**Exercise task**. Check each line of the records below and collect those that include the word "turnover".

**Dataset extract**.

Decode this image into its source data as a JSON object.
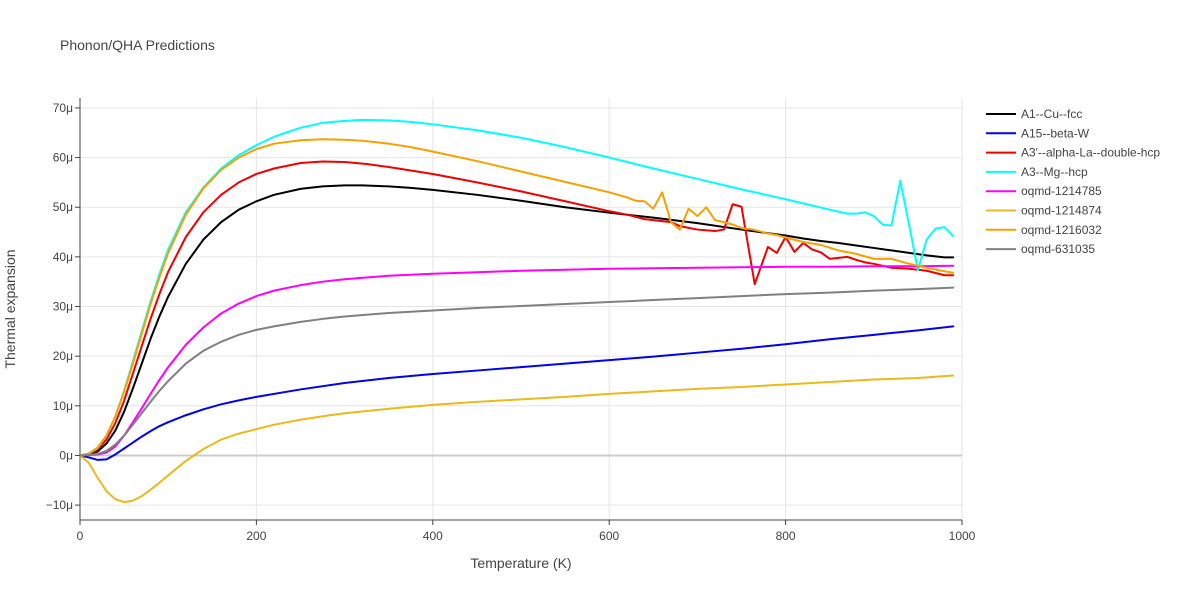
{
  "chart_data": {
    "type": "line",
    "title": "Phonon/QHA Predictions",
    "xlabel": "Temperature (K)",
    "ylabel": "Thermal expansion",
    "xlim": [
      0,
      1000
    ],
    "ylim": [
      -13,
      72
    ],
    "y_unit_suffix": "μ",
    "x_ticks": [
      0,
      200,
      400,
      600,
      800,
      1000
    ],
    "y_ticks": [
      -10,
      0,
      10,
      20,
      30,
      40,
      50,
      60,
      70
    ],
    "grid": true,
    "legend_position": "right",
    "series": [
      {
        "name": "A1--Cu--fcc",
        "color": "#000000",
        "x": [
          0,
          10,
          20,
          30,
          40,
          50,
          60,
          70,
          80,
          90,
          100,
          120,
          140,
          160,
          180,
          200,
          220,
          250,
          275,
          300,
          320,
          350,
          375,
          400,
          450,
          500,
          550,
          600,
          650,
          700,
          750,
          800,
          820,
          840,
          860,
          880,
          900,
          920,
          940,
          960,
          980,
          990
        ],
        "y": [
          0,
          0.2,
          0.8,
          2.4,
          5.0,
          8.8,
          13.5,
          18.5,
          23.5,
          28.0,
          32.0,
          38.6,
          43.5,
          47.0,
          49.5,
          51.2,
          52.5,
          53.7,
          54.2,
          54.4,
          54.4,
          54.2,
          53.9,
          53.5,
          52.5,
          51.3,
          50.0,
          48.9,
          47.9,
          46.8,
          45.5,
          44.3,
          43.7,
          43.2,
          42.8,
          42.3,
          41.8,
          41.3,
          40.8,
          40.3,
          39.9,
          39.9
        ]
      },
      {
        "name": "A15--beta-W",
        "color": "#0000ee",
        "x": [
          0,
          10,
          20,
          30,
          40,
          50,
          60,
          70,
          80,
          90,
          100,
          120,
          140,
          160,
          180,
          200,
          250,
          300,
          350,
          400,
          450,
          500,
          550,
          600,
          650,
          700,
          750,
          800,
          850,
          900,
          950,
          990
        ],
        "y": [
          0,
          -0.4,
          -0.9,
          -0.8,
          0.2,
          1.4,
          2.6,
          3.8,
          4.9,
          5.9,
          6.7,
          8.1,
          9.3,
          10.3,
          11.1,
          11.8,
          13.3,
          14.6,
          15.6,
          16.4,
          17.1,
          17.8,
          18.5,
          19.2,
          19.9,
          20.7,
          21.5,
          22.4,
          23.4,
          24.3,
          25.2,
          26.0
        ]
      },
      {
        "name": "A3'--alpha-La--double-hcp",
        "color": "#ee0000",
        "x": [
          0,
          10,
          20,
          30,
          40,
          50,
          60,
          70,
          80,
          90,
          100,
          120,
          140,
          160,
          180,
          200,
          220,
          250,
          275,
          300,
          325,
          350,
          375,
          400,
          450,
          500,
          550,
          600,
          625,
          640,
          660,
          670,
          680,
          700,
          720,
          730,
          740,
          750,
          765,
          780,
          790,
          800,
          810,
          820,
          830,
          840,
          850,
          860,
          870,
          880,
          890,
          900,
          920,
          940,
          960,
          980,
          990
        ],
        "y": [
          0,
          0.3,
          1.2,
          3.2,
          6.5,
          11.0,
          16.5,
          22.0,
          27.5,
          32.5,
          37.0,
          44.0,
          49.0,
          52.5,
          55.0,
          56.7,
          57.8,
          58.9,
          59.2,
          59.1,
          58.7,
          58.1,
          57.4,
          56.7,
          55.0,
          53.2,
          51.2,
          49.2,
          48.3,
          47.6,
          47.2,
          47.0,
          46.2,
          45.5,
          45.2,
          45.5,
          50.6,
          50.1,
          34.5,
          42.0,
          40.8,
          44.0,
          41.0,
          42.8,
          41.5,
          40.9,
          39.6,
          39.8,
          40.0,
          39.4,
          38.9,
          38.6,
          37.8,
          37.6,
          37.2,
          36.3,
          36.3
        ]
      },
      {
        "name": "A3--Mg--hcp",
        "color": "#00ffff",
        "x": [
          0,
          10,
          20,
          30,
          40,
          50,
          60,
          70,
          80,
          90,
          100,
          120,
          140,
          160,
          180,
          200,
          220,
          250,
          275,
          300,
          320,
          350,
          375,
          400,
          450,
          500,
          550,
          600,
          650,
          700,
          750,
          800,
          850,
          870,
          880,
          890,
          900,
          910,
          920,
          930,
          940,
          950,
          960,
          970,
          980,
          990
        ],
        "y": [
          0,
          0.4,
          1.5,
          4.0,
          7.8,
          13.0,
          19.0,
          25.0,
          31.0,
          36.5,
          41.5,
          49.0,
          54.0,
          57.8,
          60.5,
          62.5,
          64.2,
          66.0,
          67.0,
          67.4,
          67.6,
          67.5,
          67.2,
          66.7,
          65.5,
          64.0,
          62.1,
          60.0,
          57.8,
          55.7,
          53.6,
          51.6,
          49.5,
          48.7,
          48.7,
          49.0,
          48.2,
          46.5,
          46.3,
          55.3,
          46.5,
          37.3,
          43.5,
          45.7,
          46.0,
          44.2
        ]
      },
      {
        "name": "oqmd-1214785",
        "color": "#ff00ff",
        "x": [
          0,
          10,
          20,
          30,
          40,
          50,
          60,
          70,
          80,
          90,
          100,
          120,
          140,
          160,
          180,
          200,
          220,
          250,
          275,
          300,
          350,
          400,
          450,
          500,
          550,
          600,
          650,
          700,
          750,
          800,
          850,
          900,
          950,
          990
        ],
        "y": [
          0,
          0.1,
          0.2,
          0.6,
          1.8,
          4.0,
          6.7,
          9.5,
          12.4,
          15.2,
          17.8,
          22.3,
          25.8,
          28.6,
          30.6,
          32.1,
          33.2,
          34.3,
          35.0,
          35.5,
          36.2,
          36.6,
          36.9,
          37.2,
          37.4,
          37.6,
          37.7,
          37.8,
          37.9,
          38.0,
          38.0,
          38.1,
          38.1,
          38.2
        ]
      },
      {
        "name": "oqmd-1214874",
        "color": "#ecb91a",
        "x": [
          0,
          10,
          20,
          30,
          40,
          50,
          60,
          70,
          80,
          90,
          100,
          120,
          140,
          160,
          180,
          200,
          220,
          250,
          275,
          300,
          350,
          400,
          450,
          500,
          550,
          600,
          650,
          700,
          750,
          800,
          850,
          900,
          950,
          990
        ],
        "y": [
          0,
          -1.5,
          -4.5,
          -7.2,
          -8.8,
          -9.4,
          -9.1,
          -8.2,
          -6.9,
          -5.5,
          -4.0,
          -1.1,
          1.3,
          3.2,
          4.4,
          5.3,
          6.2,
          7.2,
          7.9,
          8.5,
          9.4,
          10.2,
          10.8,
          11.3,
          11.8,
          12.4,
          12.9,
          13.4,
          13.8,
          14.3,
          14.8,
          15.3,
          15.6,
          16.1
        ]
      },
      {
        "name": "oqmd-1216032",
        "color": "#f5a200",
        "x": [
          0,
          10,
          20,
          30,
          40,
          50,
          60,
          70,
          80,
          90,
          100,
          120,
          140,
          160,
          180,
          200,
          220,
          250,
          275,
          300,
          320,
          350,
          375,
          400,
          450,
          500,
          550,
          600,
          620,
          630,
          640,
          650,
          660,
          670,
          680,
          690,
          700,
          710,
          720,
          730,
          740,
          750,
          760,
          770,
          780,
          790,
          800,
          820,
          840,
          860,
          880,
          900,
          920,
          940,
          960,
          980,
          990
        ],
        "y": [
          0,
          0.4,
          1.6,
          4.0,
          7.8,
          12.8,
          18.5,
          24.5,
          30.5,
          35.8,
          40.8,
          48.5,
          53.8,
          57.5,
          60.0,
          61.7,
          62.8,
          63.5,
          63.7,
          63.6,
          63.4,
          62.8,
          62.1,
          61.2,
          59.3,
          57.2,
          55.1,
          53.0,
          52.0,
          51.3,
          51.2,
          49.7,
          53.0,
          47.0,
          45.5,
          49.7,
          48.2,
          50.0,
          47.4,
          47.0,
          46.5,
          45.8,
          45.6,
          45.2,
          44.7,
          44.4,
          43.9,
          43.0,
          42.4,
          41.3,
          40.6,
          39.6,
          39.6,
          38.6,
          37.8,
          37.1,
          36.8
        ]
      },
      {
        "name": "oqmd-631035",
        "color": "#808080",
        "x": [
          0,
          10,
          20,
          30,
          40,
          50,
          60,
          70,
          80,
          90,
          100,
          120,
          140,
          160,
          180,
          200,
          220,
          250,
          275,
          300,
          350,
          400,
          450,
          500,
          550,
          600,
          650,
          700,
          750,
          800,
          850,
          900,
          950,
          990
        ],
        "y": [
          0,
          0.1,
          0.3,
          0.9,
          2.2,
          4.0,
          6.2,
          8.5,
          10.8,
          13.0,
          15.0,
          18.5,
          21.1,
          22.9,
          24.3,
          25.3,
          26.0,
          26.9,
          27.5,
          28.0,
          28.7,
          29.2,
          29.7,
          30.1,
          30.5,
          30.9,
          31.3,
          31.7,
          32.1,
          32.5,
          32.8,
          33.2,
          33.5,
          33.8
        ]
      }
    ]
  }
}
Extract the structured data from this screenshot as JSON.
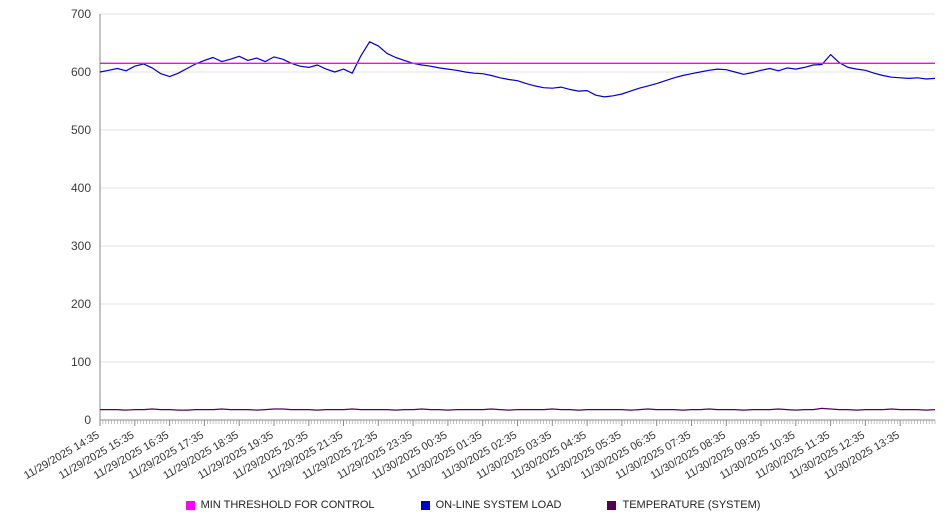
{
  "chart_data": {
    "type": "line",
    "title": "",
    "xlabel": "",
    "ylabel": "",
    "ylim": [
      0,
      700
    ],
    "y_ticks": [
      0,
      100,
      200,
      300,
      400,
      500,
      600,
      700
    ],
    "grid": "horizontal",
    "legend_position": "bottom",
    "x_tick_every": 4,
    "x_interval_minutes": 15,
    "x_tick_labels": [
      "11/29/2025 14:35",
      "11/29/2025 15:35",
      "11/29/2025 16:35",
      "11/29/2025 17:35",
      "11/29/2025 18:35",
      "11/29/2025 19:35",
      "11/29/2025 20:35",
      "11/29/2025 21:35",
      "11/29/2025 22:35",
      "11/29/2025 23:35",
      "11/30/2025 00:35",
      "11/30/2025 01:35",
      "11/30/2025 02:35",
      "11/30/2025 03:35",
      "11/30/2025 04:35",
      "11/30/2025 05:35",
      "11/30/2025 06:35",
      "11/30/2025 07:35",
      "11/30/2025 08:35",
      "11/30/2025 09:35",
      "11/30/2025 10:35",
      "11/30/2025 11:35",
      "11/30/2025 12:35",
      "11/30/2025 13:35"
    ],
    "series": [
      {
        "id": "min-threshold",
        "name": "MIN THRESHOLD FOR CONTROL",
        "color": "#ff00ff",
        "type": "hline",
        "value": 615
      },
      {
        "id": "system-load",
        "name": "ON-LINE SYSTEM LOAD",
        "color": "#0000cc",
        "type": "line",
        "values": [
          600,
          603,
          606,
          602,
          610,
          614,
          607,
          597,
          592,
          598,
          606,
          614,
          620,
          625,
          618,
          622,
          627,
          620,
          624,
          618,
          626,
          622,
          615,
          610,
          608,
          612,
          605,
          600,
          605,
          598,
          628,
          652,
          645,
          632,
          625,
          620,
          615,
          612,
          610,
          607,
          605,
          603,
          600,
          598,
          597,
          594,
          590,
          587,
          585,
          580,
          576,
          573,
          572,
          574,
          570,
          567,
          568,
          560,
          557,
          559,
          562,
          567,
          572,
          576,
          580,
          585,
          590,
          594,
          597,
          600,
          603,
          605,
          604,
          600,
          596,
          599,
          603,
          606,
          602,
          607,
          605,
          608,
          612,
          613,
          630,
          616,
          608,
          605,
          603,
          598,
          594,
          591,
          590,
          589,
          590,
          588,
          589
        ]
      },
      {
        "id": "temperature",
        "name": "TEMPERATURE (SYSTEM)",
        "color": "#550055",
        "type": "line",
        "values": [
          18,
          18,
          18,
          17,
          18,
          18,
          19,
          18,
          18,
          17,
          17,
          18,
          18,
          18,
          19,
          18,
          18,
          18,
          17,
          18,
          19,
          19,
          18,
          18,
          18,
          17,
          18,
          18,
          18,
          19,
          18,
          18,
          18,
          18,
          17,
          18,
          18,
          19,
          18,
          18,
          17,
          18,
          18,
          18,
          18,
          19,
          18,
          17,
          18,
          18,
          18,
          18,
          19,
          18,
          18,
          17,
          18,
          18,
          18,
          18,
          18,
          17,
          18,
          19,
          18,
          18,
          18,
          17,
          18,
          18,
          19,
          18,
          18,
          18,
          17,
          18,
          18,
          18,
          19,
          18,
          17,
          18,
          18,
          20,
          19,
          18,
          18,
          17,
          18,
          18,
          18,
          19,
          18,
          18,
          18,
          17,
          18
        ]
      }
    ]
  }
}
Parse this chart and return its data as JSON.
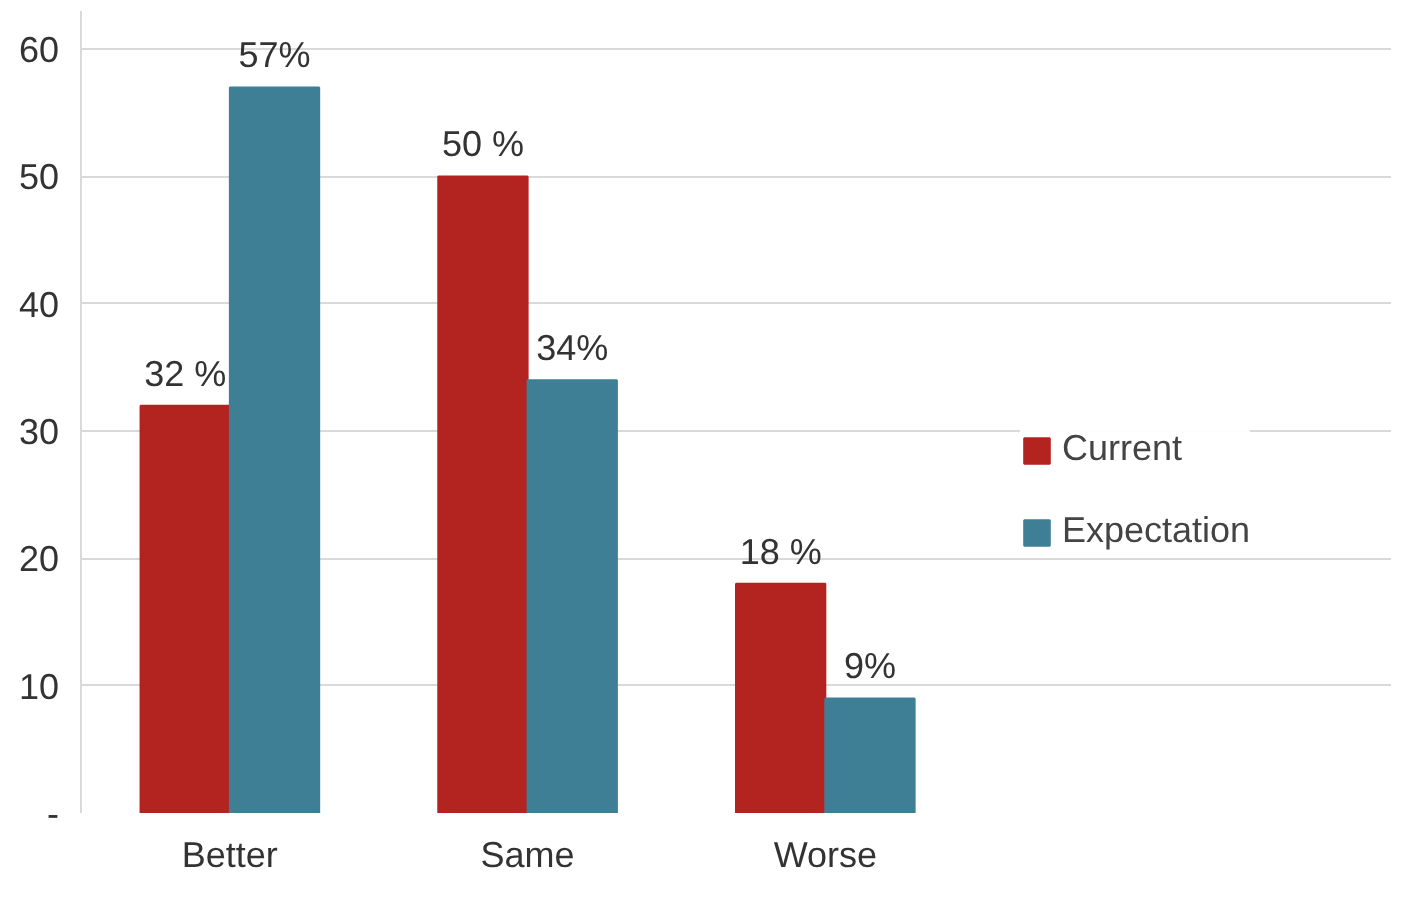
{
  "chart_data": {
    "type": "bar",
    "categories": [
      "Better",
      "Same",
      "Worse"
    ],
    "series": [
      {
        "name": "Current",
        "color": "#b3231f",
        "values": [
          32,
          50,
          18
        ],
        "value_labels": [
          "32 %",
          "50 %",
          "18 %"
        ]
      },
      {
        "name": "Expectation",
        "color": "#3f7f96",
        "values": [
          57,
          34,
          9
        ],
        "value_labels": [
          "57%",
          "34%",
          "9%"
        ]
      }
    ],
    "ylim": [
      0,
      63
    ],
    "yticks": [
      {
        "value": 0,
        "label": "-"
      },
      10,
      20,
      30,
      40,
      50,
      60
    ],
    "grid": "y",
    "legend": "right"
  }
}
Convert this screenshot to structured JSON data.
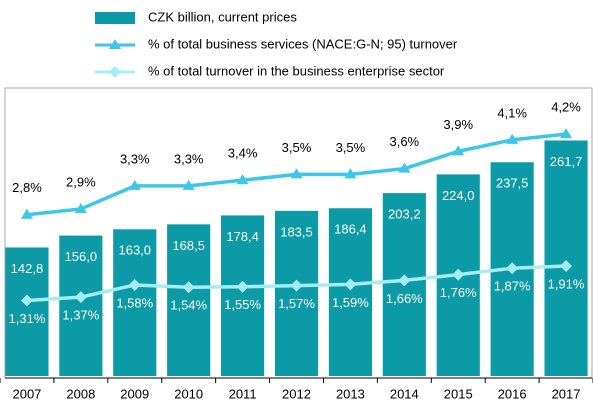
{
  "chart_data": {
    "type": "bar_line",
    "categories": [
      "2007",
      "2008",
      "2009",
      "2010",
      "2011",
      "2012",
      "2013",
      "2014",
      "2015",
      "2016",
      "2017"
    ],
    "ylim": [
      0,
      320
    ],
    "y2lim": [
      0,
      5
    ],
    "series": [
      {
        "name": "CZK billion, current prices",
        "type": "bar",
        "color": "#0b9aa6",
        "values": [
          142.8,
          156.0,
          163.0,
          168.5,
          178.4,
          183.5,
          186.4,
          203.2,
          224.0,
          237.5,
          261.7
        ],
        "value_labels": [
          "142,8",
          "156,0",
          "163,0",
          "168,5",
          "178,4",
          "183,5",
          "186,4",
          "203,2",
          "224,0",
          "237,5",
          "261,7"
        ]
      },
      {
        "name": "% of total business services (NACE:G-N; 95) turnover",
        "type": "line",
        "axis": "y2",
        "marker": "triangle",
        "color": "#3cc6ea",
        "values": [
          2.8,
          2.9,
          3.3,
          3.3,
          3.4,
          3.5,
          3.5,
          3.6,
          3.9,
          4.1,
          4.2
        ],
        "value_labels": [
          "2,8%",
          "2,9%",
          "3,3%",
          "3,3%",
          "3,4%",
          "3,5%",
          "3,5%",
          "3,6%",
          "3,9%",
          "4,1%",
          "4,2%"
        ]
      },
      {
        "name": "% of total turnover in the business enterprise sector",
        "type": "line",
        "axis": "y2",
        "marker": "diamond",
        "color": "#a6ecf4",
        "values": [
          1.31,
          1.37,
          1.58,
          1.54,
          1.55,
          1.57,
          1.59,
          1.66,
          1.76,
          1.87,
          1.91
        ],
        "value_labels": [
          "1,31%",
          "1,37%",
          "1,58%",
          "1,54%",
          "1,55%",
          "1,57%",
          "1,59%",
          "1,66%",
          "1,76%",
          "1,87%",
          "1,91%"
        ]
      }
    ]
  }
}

**Output below**.
        "name": "% of total business services (NACE:G-N; 95) turnover",
        "name": "% of total turnover in the business enterprise sector",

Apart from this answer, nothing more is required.